What you should do:
Transcribe the material verbatim in full; the pictures do not belong in the copy.
******************************
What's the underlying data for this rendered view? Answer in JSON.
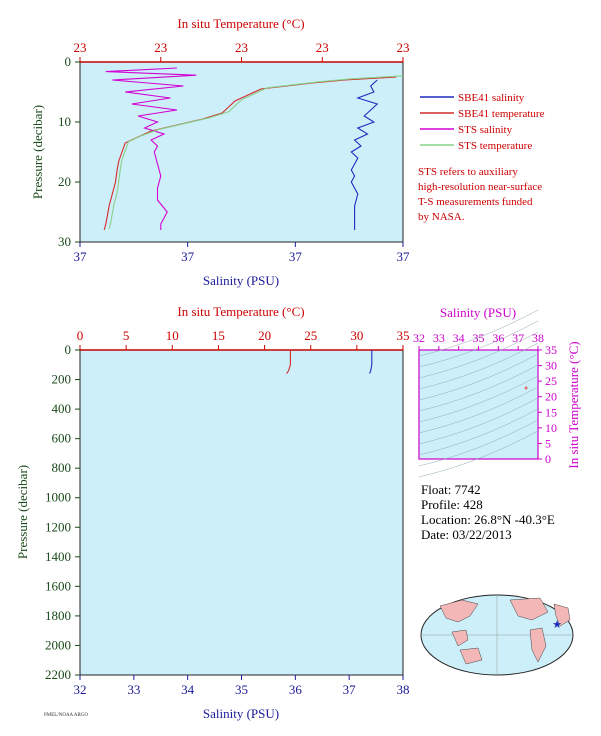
{
  "chart_data": [
    {
      "type": "line",
      "panel": "top",
      "top_axis_title": "In situ Temperature (°C)",
      "top_ticks": [
        "23",
        "23",
        "23",
        "23",
        "23"
      ],
      "bottom_axis_title": "Salinity (PSU)",
      "bottom_ticks": [
        "37",
        "37",
        "37",
        "37"
      ],
      "left_axis_title": "Pressure (decibar)",
      "left_ticks": [
        "0",
        "10",
        "20",
        "30"
      ],
      "ylim": [
        0,
        30
      ],
      "legend": [
        {
          "name": "SBE41 salinity",
          "color": "#1f2bbf"
        },
        {
          "name": "SBE41 temperature",
          "color": "#d42a2a"
        },
        {
          "name": "STS salinity",
          "color": "#d400d4"
        },
        {
          "name": "STS temperature",
          "color": "#88d088"
        }
      ],
      "note": [
        "STS refers to auxiliary",
        "high-resolution near-surface",
        "T-S measurements funded",
        "by NASA."
      ],
      "series": [
        {
          "name": "SBE41 salinity",
          "x_frac": [
            0.92,
            0.9,
            0.91,
            0.86,
            0.92,
            0.9,
            0.88,
            0.91,
            0.86,
            0.89,
            0.85,
            0.87,
            0.84,
            0.86,
            0.85,
            0.84,
            0.85,
            0.84,
            0.86,
            0.85,
            0.85,
            0.85
          ],
          "pressure": [
            3,
            4,
            5,
            6,
            7,
            8,
            9,
            10,
            11,
            12,
            13,
            14,
            15,
            16,
            17,
            18,
            19,
            20,
            22,
            24,
            26,
            28
          ]
        },
        {
          "name": "SBE41 temperature",
          "x_frac": [
            0.98,
            0.82,
            0.72,
            0.56,
            0.52,
            0.48,
            0.46,
            0.44,
            0.38,
            0.3,
            0.22,
            0.18,
            0.14,
            0.13,
            0.12,
            0.115,
            0.11,
            0.1,
            0.09,
            0.085,
            0.08,
            0.075
          ],
          "pressure": [
            2.5,
            3,
            3.5,
            4.5,
            5.5,
            6.5,
            7.5,
            8.5,
            9.5,
            10.5,
            11.5,
            12.5,
            13.5,
            15,
            16.5,
            18,
            20,
            22,
            24,
            25.5,
            27,
            28
          ]
        },
        {
          "name": "STS salinity",
          "x_frac": [
            0.3,
            0.08,
            0.36,
            0.1,
            0.32,
            0.14,
            0.28,
            0.16,
            0.3,
            0.18,
            0.24,
            0.2,
            0.26,
            0.22,
            0.24,
            0.23,
            0.24,
            0.25,
            0.24,
            0.24,
            0.27,
            0.25,
            0.25
          ],
          "pressure": [
            1,
            1.6,
            2.2,
            3,
            4,
            5,
            6,
            7,
            8,
            9,
            10,
            11,
            12,
            13,
            14,
            15,
            17,
            19,
            21,
            23,
            25,
            27,
            28
          ]
        },
        {
          "name": "STS temperature",
          "x_frac": [
            1.0,
            0.84,
            0.74,
            0.58,
            0.54,
            0.5,
            0.48,
            0.46,
            0.4,
            0.32,
            0.24,
            0.19,
            0.15,
            0.14,
            0.13,
            0.125,
            0.12,
            0.115,
            0.105,
            0.1,
            0.095,
            0.09
          ],
          "pressure": [
            2.3,
            2.8,
            3.3,
            4.3,
            5.3,
            6.3,
            7.3,
            8.3,
            9.3,
            10.3,
            11.3,
            12.3,
            13.3,
            14.8,
            16.3,
            17.8,
            19.8,
            21.8,
            23.8,
            25.3,
            26.8,
            27.8
          ]
        }
      ]
    },
    {
      "type": "line",
      "panel": "bottom",
      "top_axis_title": "In situ Temperature (°C)",
      "top_ticks": [
        "0",
        "5",
        "10",
        "15",
        "20",
        "25",
        "30",
        "35"
      ],
      "xlim_temperature": [
        0,
        35
      ],
      "bottom_axis_title": "Salinity (PSU)",
      "bottom_ticks": [
        "32",
        "33",
        "34",
        "35",
        "36",
        "37",
        "38"
      ],
      "xlim_salinity": [
        32,
        38
      ],
      "left_axis_title": "Pressure (decibar)",
      "left_ticks": [
        "0",
        "200",
        "400",
        "600",
        "800",
        "1000",
        "1200",
        "1400",
        "1600",
        "1800",
        "2000",
        "2200"
      ],
      "ylim": [
        0,
        2200
      ],
      "series": [
        {
          "name": "temperature",
          "color": "#d42a2a",
          "temperature": [
            22.8,
            22.8,
            22.6,
            22.4
          ],
          "pressure": [
            0,
            100,
            140,
            160
          ]
        },
        {
          "name": "salinity",
          "color": "#1f2bbf",
          "salinity": [
            37.42,
            37.42,
            37.4,
            37.38
          ],
          "pressure": [
            0,
            100,
            140,
            160
          ]
        }
      ]
    },
    {
      "type": "scatter",
      "panel": "ts-diagram",
      "top_axis_title": "Salinity (PSU)",
      "top_ticks": [
        "32",
        "33",
        "34",
        "35",
        "36",
        "37",
        "38"
      ],
      "xlim": [
        32,
        38
      ],
      "right_axis_title": "In situ Temperature (°C)",
      "right_ticks": [
        "0",
        "5",
        "10",
        "15",
        "20",
        "25",
        "30",
        "35"
      ],
      "ylim": [
        0,
        35
      ],
      "points": [
        {
          "salinity": 37.4,
          "temperature": 22.8
        }
      ]
    }
  ],
  "float_info": {
    "float": "Float:  7742",
    "profile": "Profile:  428",
    "location": "Location:  26.8°N  -40.3°E",
    "date": "Date:  03/22/2013"
  },
  "footer": "PMEL/NOAA ARGO",
  "colors": {
    "plot_bg": "#cdeffa",
    "temperature_axis": "#cc0000",
    "salinity_axis": "#1a1a99",
    "ts_axis": "#cc00cc",
    "pressure_axis": "#1a4a1a",
    "map_land": "#f4b7b7",
    "map_ocean": "#cdeffa"
  },
  "map": {
    "marker_icon": "star-icon"
  }
}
******************************
Exercise output:
What's the underlying data for this rendered view? Answer in JSON.
{
  "chart_data": [
    {
      "type": "line",
      "panel": "top",
      "top_axis_title": "In situ Temperature (°C)",
      "top_ticks": [
        "23",
        "23",
        "23",
        "23",
        "23"
      ],
      "bottom_axis_title": "Salinity (PSU)",
      "bottom_ticks": [
        "37",
        "37",
        "37",
        "37"
      ],
      "left_axis_title": "Pressure (decibar)",
      "left_ticks": [
        "0",
        "10",
        "20",
        "30"
      ],
      "ylim": [
        0,
        30
      ],
      "legend": [
        {
          "name": "SBE41 salinity",
          "color": "#1f2bbf"
        },
        {
          "name": "SBE41 temperature",
          "color": "#d42a2a"
        },
        {
          "name": "STS salinity",
          "color": "#d400d4"
        },
        {
          "name": "STS temperature",
          "color": "#88d088"
        }
      ],
      "note": [
        "STS refers to auxiliary",
        "high-resolution near-surface",
        "T-S measurements funded",
        "by NASA."
      ],
      "series": [
        {
          "name": "SBE41 salinity",
          "x_frac": [
            0.92,
            0.9,
            0.91,
            0.86,
            0.92,
            0.9,
            0.88,
            0.91,
            0.86,
            0.89,
            0.85,
            0.87,
            0.84,
            0.86,
            0.85,
            0.84,
            0.85,
            0.84,
            0.86,
            0.85,
            0.85,
            0.85
          ],
          "pressure": [
            3,
            4,
            5,
            6,
            7,
            8,
            9,
            10,
            11,
            12,
            13,
            14,
            15,
            16,
            17,
            18,
            19,
            20,
            22,
            24,
            26,
            28
          ]
        },
        {
          "name": "SBE41 temperature",
          "x_frac": [
            0.98,
            0.82,
            0.72,
            0.56,
            0.52,
            0.48,
            0.46,
            0.44,
            0.38,
            0.3,
            0.22,
            0.18,
            0.14,
            0.13,
            0.12,
            0.115,
            0.11,
            0.1,
            0.09,
            0.085,
            0.08,
            0.075
          ],
          "pressure": [
            2.5,
            3,
            3.5,
            4.5,
            5.5,
            6.5,
            7.5,
            8.5,
            9.5,
            10.5,
            11.5,
            12.5,
            13.5,
            15,
            16.5,
            18,
            20,
            22,
            24,
            25.5,
            27,
            28
          ]
        },
        {
          "name": "STS salinity",
          "x_frac": [
            0.3,
            0.08,
            0.36,
            0.1,
            0.32,
            0.14,
            0.28,
            0.16,
            0.3,
            0.18,
            0.24,
            0.2,
            0.26,
            0.22,
            0.24,
            0.23,
            0.24,
            0.25,
            0.24,
            0.24,
            0.27,
            0.25,
            0.25
          ],
          "pressure": [
            1,
            1.6,
            2.2,
            3,
            4,
            5,
            6,
            7,
            8,
            9,
            10,
            11,
            12,
            13,
            14,
            15,
            17,
            19,
            21,
            23,
            25,
            27,
            28
          ]
        },
        {
          "name": "STS temperature",
          "x_frac": [
            1.0,
            0.84,
            0.74,
            0.58,
            0.54,
            0.5,
            0.48,
            0.46,
            0.4,
            0.32,
            0.24,
            0.19,
            0.15,
            0.14,
            0.13,
            0.125,
            0.12,
            0.115,
            0.105,
            0.1,
            0.095,
            0.09
          ],
          "pressure": [
            2.3,
            2.8,
            3.3,
            4.3,
            5.3,
            6.3,
            7.3,
            8.3,
            9.3,
            10.3,
            11.3,
            12.3,
            13.3,
            14.8,
            16.3,
            17.8,
            19.8,
            21.8,
            23.8,
            25.3,
            26.8,
            27.8
          ]
        }
      ]
    },
    {
      "type": "line",
      "panel": "bottom",
      "top_axis_title": "In situ Temperature (°C)",
      "top_ticks": [
        "0",
        "5",
        "10",
        "15",
        "20",
        "25",
        "30",
        "35"
      ],
      "xlim_temperature": [
        0,
        35
      ],
      "bottom_axis_title": "Salinity (PSU)",
      "bottom_ticks": [
        "32",
        "33",
        "34",
        "35",
        "36",
        "37",
        "38"
      ],
      "xlim_salinity": [
        32,
        38
      ],
      "left_axis_title": "Pressure (decibar)",
      "left_ticks": [
        "0",
        "200",
        "400",
        "600",
        "800",
        "1000",
        "1200",
        "1400",
        "1600",
        "1800",
        "2000",
        "2200"
      ],
      "ylim": [
        0,
        2200
      ],
      "series": [
        {
          "name": "temperature",
          "color": "#d42a2a",
          "temperature": [
            22.8,
            22.8,
            22.6,
            22.4
          ],
          "pressure": [
            0,
            100,
            140,
            160
          ]
        },
        {
          "name": "salinity",
          "color": "#1f2bbf",
          "salinity": [
            37.42,
            37.42,
            37.4,
            37.38
          ],
          "pressure": [
            0,
            100,
            140,
            160
          ]
        }
      ]
    },
    {
      "type": "scatter",
      "panel": "ts-diagram",
      "top_axis_title": "Salinity (PSU)",
      "top_ticks": [
        "32",
        "33",
        "34",
        "35",
        "36",
        "37",
        "38"
      ],
      "xlim": [
        32,
        38
      ],
      "right_axis_title": "In situ Temperature (°C)",
      "right_ticks": [
        "0",
        "5",
        "10",
        "15",
        "20",
        "25",
        "30",
        "35"
      ],
      "ylim": [
        0,
        35
      ],
      "points": [
        {
          "salinity": 37.4,
          "temperature": 22.8
        }
      ]
    }
  ],
  "float_info": {
    "float": "Float:  7742",
    "profile": "Profile:  428",
    "location": "Location:  26.8°N  -40.3°E",
    "date": "Date:  03/22/2013"
  },
  "footer": "PMEL/NOAA ARGO",
  "colors": {
    "plot_bg": "#cdeffa",
    "temperature_axis": "#cc0000",
    "salinity_axis": "#1a1a99",
    "ts_axis": "#cc00cc",
    "pressure_axis": "#1a4a1a",
    "map_land": "#f4b7b7",
    "map_ocean": "#cdeffa"
  },
  "map": {
    "marker_icon": "star-icon"
  }
}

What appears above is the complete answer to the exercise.